--- begin ---
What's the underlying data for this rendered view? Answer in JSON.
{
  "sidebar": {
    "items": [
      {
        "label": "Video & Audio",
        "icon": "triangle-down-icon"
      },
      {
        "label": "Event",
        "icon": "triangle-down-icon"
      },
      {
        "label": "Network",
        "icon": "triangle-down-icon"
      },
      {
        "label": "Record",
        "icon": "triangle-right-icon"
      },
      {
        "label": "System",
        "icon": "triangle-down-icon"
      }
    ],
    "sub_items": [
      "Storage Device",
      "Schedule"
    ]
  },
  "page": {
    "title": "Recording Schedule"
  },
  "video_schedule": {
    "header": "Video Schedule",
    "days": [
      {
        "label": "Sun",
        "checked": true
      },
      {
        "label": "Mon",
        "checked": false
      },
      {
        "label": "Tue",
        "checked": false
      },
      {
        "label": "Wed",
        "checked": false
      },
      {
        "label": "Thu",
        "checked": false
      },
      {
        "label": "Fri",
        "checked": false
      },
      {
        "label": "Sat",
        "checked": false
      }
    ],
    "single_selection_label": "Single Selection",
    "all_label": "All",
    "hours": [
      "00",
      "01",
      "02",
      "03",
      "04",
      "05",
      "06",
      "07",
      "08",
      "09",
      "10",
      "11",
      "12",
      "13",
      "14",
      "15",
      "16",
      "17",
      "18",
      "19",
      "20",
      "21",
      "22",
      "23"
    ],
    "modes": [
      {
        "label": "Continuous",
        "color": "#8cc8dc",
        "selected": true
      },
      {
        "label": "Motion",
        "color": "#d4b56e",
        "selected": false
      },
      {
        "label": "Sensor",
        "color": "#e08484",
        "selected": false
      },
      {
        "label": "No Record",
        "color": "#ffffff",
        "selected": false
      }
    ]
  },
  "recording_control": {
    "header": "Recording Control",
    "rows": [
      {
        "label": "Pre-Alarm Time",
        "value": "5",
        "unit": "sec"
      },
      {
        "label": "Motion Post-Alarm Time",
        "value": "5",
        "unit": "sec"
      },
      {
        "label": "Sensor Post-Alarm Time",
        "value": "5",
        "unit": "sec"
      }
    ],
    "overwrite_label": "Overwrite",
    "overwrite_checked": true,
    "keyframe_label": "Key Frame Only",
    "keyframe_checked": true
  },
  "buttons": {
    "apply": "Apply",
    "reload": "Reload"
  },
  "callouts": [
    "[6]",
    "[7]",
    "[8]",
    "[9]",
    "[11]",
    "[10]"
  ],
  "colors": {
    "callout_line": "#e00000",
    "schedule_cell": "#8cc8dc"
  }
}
--- end ---
_WHAT TO PRODUCE_:
Pick out each line containing "Sensor" and report it.

_ANSWER TO THIS TASK_:
        "label": "Sensor",
        "label": "Sensor Post-Alarm Time",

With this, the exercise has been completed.